# [WHAT YOU WILL DO]
**A.** Answer these questions from the P-51B Birdcage review:
(i) How many plastic sprues come in the box, and how many of them are clear?
(ii) Why does the builder need to choose a version early in construction?
(iii) Which two photo-etched parts improve the look of the cockpit?
**B.** Carry on the P-51B Birdcage review from its last sentence.

# [SOURCE EXTRACT]
◆ ◆ ◆
P-51B Birdcage
Eduard continues to expand its P-51 Mustang line, this time releasing the P-51B “Birdcage” in the Profipack box. In the box you get 7 plastic sprues (one clear), canopy masks, PE fret and a set of decal sheets with 6 possible camouflages, three of them in natural metal finish and 3 on camouflage finish of Olive Drab and Neutral Grey. All the options are in American markings.
Early in the construction phase you need to decide which version of the model you are going to build, as there are differences in the equipment located behind the pilot seat. To be honest, if you change your mind after you assembled the cockpit, it will be hard to tell you have the “wrong” equipment behind the pilot seat.
The cockpit and radiator are two models on its own and what a gem they are at that! Using the PE seatbelts and PE instrument panel enhances the look of the cockpit significantly. I did not have any real issue nor I can provide you with any advice or “gotchas” during the cockpit assembly. Just pay attention to the instructions, check your references for painting and you will have an outstanding cockpit, radiator area and equipment area behind the pilot.
◆ ◆ ◆
# [Some records]
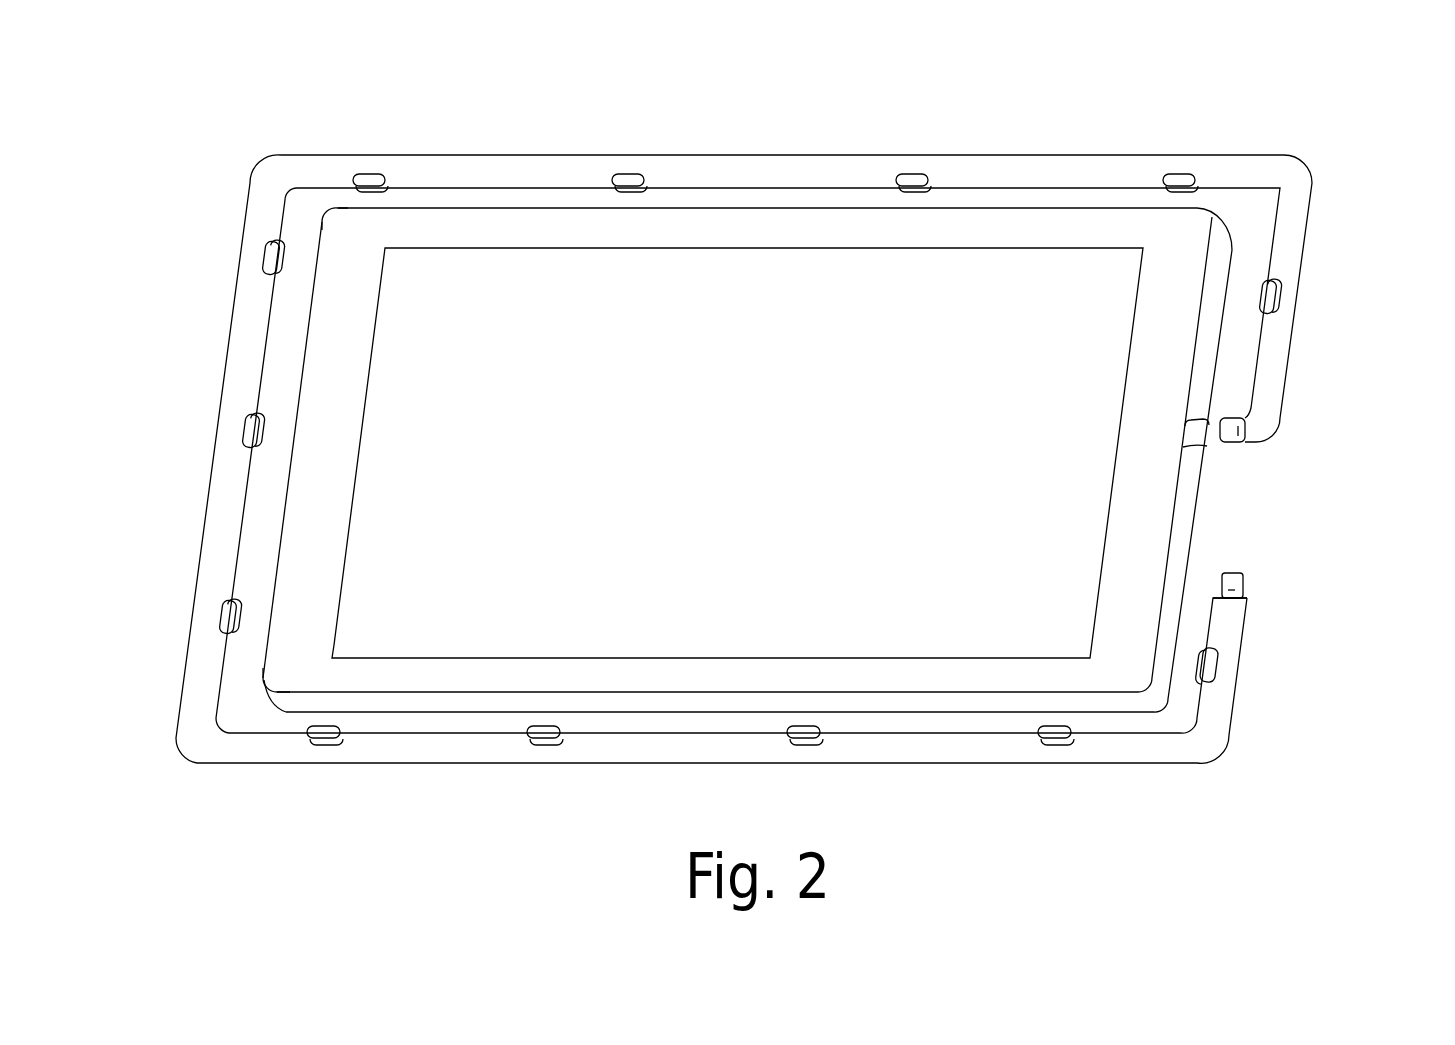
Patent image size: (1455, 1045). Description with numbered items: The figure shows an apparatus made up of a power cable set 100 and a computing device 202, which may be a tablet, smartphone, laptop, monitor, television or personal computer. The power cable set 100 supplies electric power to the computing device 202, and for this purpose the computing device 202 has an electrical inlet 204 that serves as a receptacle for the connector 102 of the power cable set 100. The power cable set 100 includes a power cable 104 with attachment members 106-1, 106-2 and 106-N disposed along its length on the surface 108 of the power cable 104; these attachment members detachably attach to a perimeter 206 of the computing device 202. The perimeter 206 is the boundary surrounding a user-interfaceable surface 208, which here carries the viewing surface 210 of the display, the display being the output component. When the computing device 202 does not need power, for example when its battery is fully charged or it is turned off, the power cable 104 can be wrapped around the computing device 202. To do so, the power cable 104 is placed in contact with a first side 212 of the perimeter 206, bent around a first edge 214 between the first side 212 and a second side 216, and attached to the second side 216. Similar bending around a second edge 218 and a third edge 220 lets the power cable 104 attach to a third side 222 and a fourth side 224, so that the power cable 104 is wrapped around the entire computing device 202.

The power cable set 100 is at (768, 463).
The connector 102 is at (1302, 463).
The power cable 104 is at (813, 459).
The attachment member 106-1 is at (1356, 266).
The attachment member 106-2 is at (1108, 157).
The attachment member 106-N is at (1317, 661).
The surface of the power cable 108 is at (782, 113).
The computing device 202 is at (705, 460).
The electrical inlet 204 is at (1257, 485).
The perimeter 206 is at (1255, 454).
The user-interfaceable surface 208 is at (837, 453).
The viewing surface 210 is at (228, 741).
The first side 212 is at (1283, 481).
The first edge 214 is at (1323, 191).
The second side 216 is at (737, 405).
The second edge 218 is at (265, 172).
The third edge 220 is at (186, 729).
The third side 222 is at (210, 450).
The fourth side 224 is at (720, 784).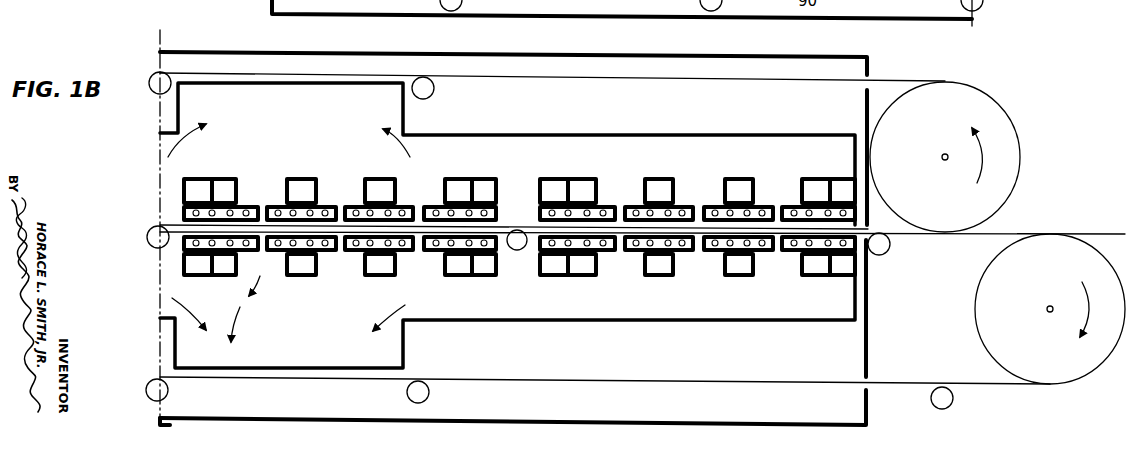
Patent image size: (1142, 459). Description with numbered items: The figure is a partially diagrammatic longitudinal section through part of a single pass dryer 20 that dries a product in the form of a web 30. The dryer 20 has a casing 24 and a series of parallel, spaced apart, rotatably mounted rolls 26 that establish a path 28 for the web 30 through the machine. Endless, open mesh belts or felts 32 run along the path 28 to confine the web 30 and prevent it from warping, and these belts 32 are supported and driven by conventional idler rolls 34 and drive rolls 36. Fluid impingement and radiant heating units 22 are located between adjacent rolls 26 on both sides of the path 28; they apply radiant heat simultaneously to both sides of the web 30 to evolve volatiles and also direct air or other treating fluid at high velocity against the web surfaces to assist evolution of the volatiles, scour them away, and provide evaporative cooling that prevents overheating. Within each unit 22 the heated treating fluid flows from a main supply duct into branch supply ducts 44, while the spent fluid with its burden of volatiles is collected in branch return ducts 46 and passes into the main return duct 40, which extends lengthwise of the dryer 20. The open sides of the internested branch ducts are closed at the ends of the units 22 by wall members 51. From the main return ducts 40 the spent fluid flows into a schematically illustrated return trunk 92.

The single pass dryer 20 is at (1032, 92).
The fluid impingement and radiant heating unit 22 is at (622, 127).
The casing 24 is at (701, 427).
The roll 26 is at (150, 238).
The path 28 is at (532, 224).
The web 30 is at (1107, 233).
The belt 32 is at (757, 83).
The idler roll 34 is at (429, 97).
The drive roll 36 is at (1005, 141).
The main return duct 40 is at (346, 155).
The branch supply duct 44 is at (652, 182).
The branch return duct 46 is at (773, 195).
The wall member 51 is at (182, 197).
The return trunk 92 is at (200, 90).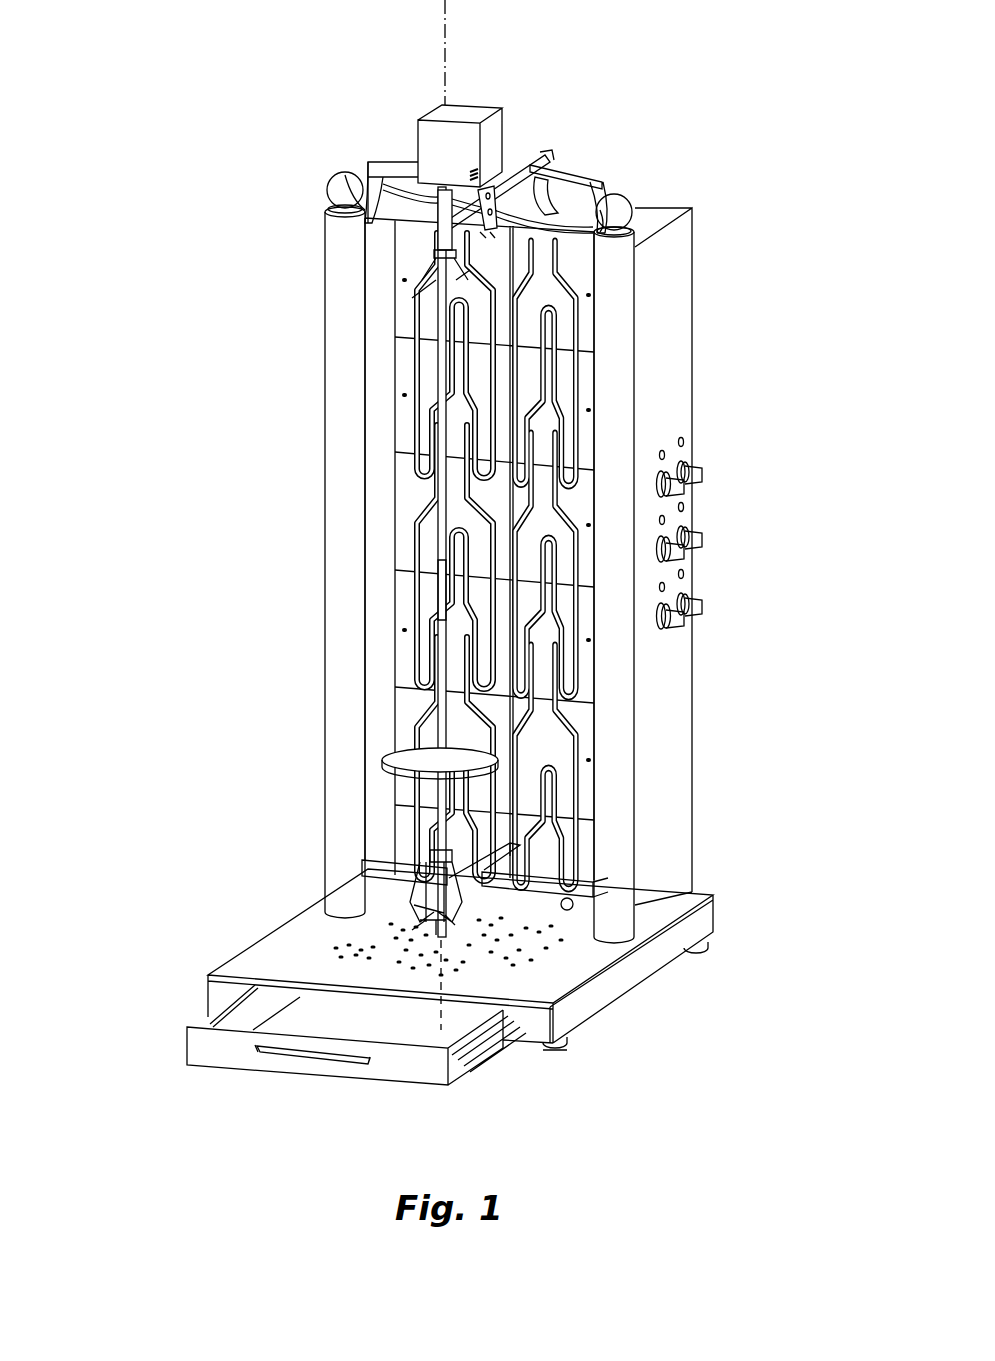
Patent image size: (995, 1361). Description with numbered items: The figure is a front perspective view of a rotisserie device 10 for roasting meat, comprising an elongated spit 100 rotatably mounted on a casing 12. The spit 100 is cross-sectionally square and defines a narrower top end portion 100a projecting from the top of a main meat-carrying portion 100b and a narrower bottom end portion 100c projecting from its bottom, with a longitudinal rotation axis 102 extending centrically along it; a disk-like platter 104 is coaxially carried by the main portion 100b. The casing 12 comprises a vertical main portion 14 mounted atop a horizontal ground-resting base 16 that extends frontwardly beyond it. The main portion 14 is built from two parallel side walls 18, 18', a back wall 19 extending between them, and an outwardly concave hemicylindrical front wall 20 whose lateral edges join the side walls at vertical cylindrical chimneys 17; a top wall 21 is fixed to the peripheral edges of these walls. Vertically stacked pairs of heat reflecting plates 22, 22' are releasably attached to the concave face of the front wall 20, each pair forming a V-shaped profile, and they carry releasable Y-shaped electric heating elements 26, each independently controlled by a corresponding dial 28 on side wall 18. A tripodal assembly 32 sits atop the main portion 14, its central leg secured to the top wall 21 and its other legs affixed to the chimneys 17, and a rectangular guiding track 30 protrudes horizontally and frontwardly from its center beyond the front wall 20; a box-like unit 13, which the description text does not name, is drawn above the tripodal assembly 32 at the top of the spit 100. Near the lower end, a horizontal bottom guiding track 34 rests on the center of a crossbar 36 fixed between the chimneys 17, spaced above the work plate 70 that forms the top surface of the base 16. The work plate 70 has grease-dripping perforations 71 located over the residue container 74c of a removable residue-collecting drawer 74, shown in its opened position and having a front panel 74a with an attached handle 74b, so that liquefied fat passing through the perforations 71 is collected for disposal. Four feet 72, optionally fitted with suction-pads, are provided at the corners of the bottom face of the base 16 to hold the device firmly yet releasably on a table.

The rotisserie device 10 is at (207, 470).
The casing 12 is at (705, 738).
The motor 13 is at (435, 130).
The casing main portion 14 is at (667, 390).
The base 16 is at (259, 936).
The cylindrical chimneys 17 is at (341, 764).
The side wall 18 is at (684, 438).
The side wall 18' is at (306, 178).
The back wall 19 is at (647, 203).
The front wall 20 is at (372, 167).
The top wall 21 is at (647, 217).
The heat reflecting plate 22 is at (639, 565).
The heat reflecting plate 22' is at (359, 557).
The electric heating elements 26 is at (573, 810).
The dials 28 is at (703, 537).
The guiding track 30 is at (515, 167).
The tripodal assembly 32 is at (393, 165).
The bottom guiding track 34 is at (465, 903).
The crossbar 36 is at (683, 895).
The work plate 70 is at (560, 974).
The grease-dripping perforations 71 is at (560, 932).
The feet 72 is at (557, 1050).
The residue-collecting drawer 74 is at (187, 1032).
The front panel 74a is at (217, 1053).
The handle 74b is at (295, 1053).
The residue container 74c is at (298, 1013).
The spit 100 is at (437, 547).
The top end portion 100a is at (425, 288).
The main meat-carrying portion 100b is at (440, 594).
The bottom end portion 100c is at (440, 860).
The longitudinal rotation axis 102 is at (483, 2).
The platter 104 is at (392, 757).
◆ ◆ ◆
# [THE REPLIES]
**A.**
(i) Seven plastic sprues, one of them clear.
(ii) The versions have different equipment behind the pilot seat.
(iii) The PE seatbelts and the PE instrument panel.

**B.**
When it is time to close the fuselage is when things get a bit more difficult. The instructions recommend gluing the sidewalls to the fuselage sides but while dry-fitting that step I thought it might create a challenge as the locations of the sidewalls on the interior of the fuselage sides is vague. Do not use the “shelf” in the inside of the fuselage to set the sidewalls! That little “shelf” is for the cockpit floor.
Instead, I would suggest you mounting the cockpit sidewalls to the cockpit floor/seat subassembly and then sandwich that “cockpit tub” in between the fuselage sides. You will have a nice “shelf” on the fuselage side to sit the cockpit tub to ensure alignment.
Also pay close attention to the instructions on how to mount the radiator in the belly of the model. There is a specific order to do it right. Just look at the instructions and you will be fine. But make sure you do look and understand the instructions!
Before gluing/closing the fuselage, I recommend you to dry-fit the instrument panel (which can be added after the fuselage sides are closed) and ensure that it fits properly between the fuselage sides and that it does not flex the sides either. As part of the dry-fitting exercise, also dry fit part K4 (canopy windshield). I found that at that my IP was not properly seated in place and therefore part K4 won’t seat in place either. Dry-fitting allowed me to correct the position of the IP and saved me a headache later on.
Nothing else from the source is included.